— start of Supplied entries —
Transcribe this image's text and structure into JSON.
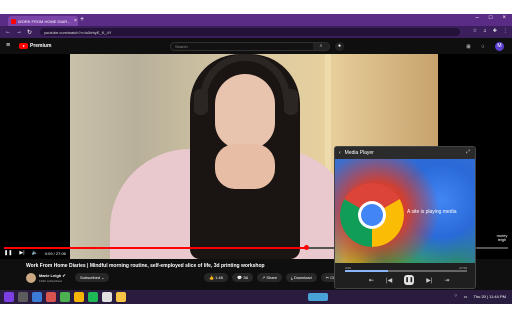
{
  "browser": {
    "tab_title": "WORK FROM HOME DIAR...",
    "new_tab_symbol": "+",
    "url": "youtube.com/watch?v=lu5ehyE_K_4Y"
  },
  "youtube": {
    "logo_text": "Premium",
    "search_placeholder": "Search",
    "avatar_letter": "M"
  },
  "player": {
    "progress_fraction": 0.6,
    "time": "0:09 / 27:06",
    "watermark": "moley leigh"
  },
  "video": {
    "title": "Work From Home Diaries | Mindful morning routine, self-employed slice of life, 3d printing workshop",
    "channel_name": "Marie Leigh ✔",
    "subscribers": "149K subscribers",
    "subscribe_label": "Subscribed ⌄",
    "likes": "1.4K",
    "comments": "38",
    "share_label": "Share",
    "download_label": "Download",
    "clip_label": "Clip"
  },
  "media_player": {
    "title": "Media Player",
    "message": "A site is playing media",
    "current_time": "0:09",
    "total_time": "-27:00",
    "progress_fraction": 0.35
  },
  "taskbar": {
    "datetime": "Thu 20 | 11:44 PM"
  },
  "colors": {
    "accent": "#ff0000",
    "browser_purple": "#5b2c86",
    "mp_progress": "#8ab4f8"
  }
}
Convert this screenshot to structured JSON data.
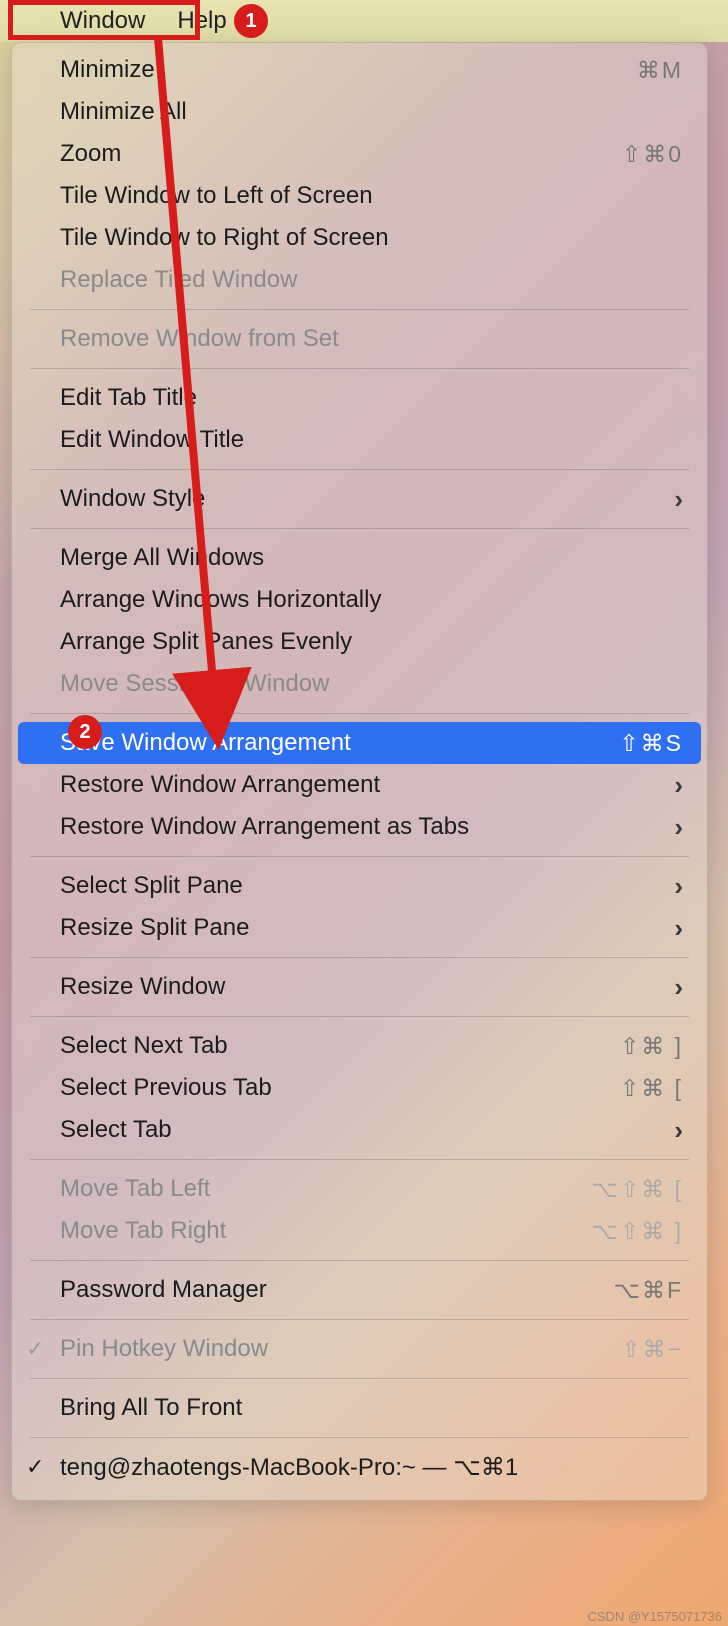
{
  "menubar": {
    "window": "Window",
    "help": "Help"
  },
  "annotations": {
    "one": "1",
    "two": "2"
  },
  "menu": {
    "minimize": {
      "label": "Minimize",
      "accel": "⌘M"
    },
    "minimize_all": {
      "label": "Minimize All",
      "accel": ""
    },
    "zoom": {
      "label": "Zoom",
      "accel": "⇧⌘0"
    },
    "tile_left": {
      "label": "Tile Window to Left of Screen",
      "accel": ""
    },
    "tile_right": {
      "label": "Tile Window to Right of Screen",
      "accel": ""
    },
    "replace_tiled": {
      "label": "Replace Tiled Window",
      "accel": ""
    },
    "remove_from_set": {
      "label": "Remove Window from Set",
      "accel": ""
    },
    "edit_tab_title": {
      "label": "Edit Tab Title",
      "accel": ""
    },
    "edit_window_title": {
      "label": "Edit Window Title",
      "accel": ""
    },
    "window_style": {
      "label": "Window Style",
      "accel": ""
    },
    "merge_all": {
      "label": "Merge All Windows",
      "accel": ""
    },
    "arrange_horiz": {
      "label": "Arrange Windows Horizontally",
      "accel": ""
    },
    "arrange_split": {
      "label": "Arrange Split Panes Evenly",
      "accel": ""
    },
    "move_session": {
      "label": "Move Session to Window",
      "accel": ""
    },
    "save_arrangement": {
      "label": "Save Window Arrangement",
      "accel": "⇧⌘S"
    },
    "restore_arrange": {
      "label": "Restore Window Arrangement",
      "accel": ""
    },
    "restore_tabs": {
      "label": "Restore Window Arrangement as Tabs",
      "accel": ""
    },
    "select_split_pane": {
      "label": "Select Split Pane",
      "accel": ""
    },
    "resize_split_pane": {
      "label": "Resize Split Pane",
      "accel": ""
    },
    "resize_window": {
      "label": "Resize Window",
      "accel": ""
    },
    "select_next_tab": {
      "label": "Select Next Tab",
      "accel": "⇧⌘ ]"
    },
    "select_prev_tab": {
      "label": "Select Previous Tab",
      "accel": "⇧⌘ ["
    },
    "select_tab": {
      "label": "Select Tab",
      "accel": ""
    },
    "move_tab_left": {
      "label": "Move Tab Left",
      "accel": "⌥⇧⌘ ["
    },
    "move_tab_right": {
      "label": "Move Tab Right",
      "accel": "⌥⇧⌘ ]"
    },
    "password_manager": {
      "label": "Password Manager",
      "accel": "⌥⌘F"
    },
    "pin_hotkey": {
      "label": "Pin Hotkey Window",
      "accel": "⇧⌘−"
    },
    "bring_to_front": {
      "label": "Bring All To Front",
      "accel": ""
    },
    "session": {
      "label": "teng@zhaotengs-MacBook-Pro:~ — ⌥⌘1",
      "accel": ""
    }
  },
  "watermark": "CSDN @Y1575071736"
}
— end of Supplied entries —
*Your task*. Copy every record above exactly, leaving out any pictures.

*Problem solution*.
Transcribe this image's text and structure into JSON.
{
  "browser": {
    "tab_title": "WORK FROM HOME DIAR...",
    "new_tab_symbol": "+",
    "url": "youtube.com/watch?v=lu5ehyE_K_4Y"
  },
  "youtube": {
    "logo_text": "Premium",
    "search_placeholder": "Search",
    "avatar_letter": "M"
  },
  "player": {
    "progress_fraction": 0.6,
    "time": "0:09 / 27:06",
    "watermark": "moley leigh"
  },
  "video": {
    "title": "Work From Home Diaries | Mindful morning routine, self-employed slice of life, 3d printing workshop",
    "channel_name": "Marie Leigh ✔",
    "subscribers": "149K subscribers",
    "subscribe_label": "Subscribed ⌄",
    "likes": "1.4K",
    "comments": "38",
    "share_label": "Share",
    "download_label": "Download",
    "clip_label": "Clip"
  },
  "media_player": {
    "title": "Media Player",
    "message": "A site is playing media",
    "current_time": "0:09",
    "total_time": "-27:00",
    "progress_fraction": 0.35
  },
  "taskbar": {
    "datetime": "Thu 20 | 11:44 PM"
  },
  "colors": {
    "accent": "#ff0000",
    "browser_purple": "#5b2c86",
    "mp_progress": "#8ab4f8"
  }
}
Convert this screenshot to structured JSON data.
{
  "menubar": {
    "window": "Window",
    "help": "Help"
  },
  "annotations": {
    "one": "1",
    "two": "2"
  },
  "menu": {
    "minimize": {
      "label": "Minimize",
      "accel": "⌘M"
    },
    "minimize_all": {
      "label": "Minimize All",
      "accel": ""
    },
    "zoom": {
      "label": "Zoom",
      "accel": "⇧⌘0"
    },
    "tile_left": {
      "label": "Tile Window to Left of Screen",
      "accel": ""
    },
    "tile_right": {
      "label": "Tile Window to Right of Screen",
      "accel": ""
    },
    "replace_tiled": {
      "label": "Replace Tiled Window",
      "accel": ""
    },
    "remove_from_set": {
      "label": "Remove Window from Set",
      "accel": ""
    },
    "edit_tab_title": {
      "label": "Edit Tab Title",
      "accel": ""
    },
    "edit_window_title": {
      "label": "Edit Window Title",
      "accel": ""
    },
    "window_style": {
      "label": "Window Style",
      "accel": ""
    },
    "merge_all": {
      "label": "Merge All Windows",
      "accel": ""
    },
    "arrange_horiz": {
      "label": "Arrange Windows Horizontally",
      "accel": ""
    },
    "arrange_split": {
      "label": "Arrange Split Panes Evenly",
      "accel": ""
    },
    "move_session": {
      "label": "Move Session to Window",
      "accel": ""
    },
    "save_arrangement": {
      "label": "Save Window Arrangement",
      "accel": "⇧⌘S"
    },
    "restore_arrange": {
      "label": "Restore Window Arrangement",
      "accel": ""
    },
    "restore_tabs": {
      "label": "Restore Window Arrangement as Tabs",
      "accel": ""
    },
    "select_split_pane": {
      "label": "Select Split Pane",
      "accel": ""
    },
    "resize_split_pane": {
      "label": "Resize Split Pane",
      "accel": ""
    },
    "resize_window": {
      "label": "Resize Window",
      "accel": ""
    },
    "select_next_tab": {
      "label": "Select Next Tab",
      "accel": "⇧⌘ ]"
    },
    "select_prev_tab": {
      "label": "Select Previous Tab",
      "accel": "⇧⌘ ["
    },
    "select_tab": {
      "label": "Select Tab",
      "accel": ""
    },
    "move_tab_left": {
      "label": "Move Tab Left",
      "accel": "⌥⇧⌘ ["
    },
    "move_tab_right": {
      "label": "Move Tab Right",
      "accel": "⌥⇧⌘ ]"
    },
    "password_manager": {
      "label": "Password Manager",
      "accel": "⌥⌘F"
    },
    "pin_hotkey": {
      "label": "Pin Hotkey Window",
      "accel": "⇧⌘−"
    },
    "bring_to_front": {
      "label": "Bring All To Front",
      "accel": ""
    },
    "session": {
      "label": "teng@zhaotengs-MacBook-Pro:~ — ⌥⌘1",
      "accel": ""
    }
  },
  "watermark": "CSDN @Y1575071736"
}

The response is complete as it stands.